Direction: Could every line of the data be printed exactly as it reads?

-- -- --

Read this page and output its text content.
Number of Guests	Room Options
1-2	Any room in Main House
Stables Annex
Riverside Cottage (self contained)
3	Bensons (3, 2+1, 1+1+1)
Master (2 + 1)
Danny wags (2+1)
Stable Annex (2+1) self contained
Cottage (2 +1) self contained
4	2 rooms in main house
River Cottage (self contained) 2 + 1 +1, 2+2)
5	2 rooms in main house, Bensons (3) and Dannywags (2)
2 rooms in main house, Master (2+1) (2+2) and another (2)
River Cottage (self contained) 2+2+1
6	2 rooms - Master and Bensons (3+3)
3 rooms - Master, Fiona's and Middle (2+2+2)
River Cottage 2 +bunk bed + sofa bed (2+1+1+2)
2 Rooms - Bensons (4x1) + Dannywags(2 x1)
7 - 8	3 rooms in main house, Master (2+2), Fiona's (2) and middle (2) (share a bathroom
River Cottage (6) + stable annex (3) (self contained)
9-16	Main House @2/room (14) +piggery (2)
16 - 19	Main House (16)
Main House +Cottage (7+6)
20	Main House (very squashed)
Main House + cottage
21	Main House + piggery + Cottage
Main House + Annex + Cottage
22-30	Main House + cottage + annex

-- -- --

Final result:
Read this page and output its text content.
Number of Guests	Room Options
1-2	Any room in Main House
Stables Annex
Riverside Cottage (self contained)
3	Bensons (3, 2+1, 1+1+1)
Master (2 + 1)
Danny wags (2+1)
Stable Annex (2+1) self contained
Cottage (2 +1) self contained
4	2 rooms in main house
River Cottage (self contained) 2 + 1 +1, 2+2)
5	2 rooms in main house, Bensons (3) and Dannywags (2)
2 rooms in main house, Master (2+1) (2+2) and another (2)
River Cottage (self contained) 2+2+1
6	2 rooms - Master and Bensons (3+3)
3 rooms - Master, Fiona's and Middle (2+2+2)
River Cottage 2 +bunk bed + sofa bed (2+1+1+2)
2 Rooms - Bensons (4x1) + Dannywags(2 x1)
7 - 8	3 rooms in main house, Master (2+2), Fiona's (2) and middle (2) (share a bathroom
River Cottage (6) + stable annex (3) (self contained)
9-16	Main House @2/room (14) +piggery (2)
16 - 19	Main House (16)
Main House +Cottage (7+6)
20	Main House (very squashed)
Main House + cottage
21	Main House + piggery + Cottage
Main House + Annex + Cottage
22-30	Main House + cottage + annex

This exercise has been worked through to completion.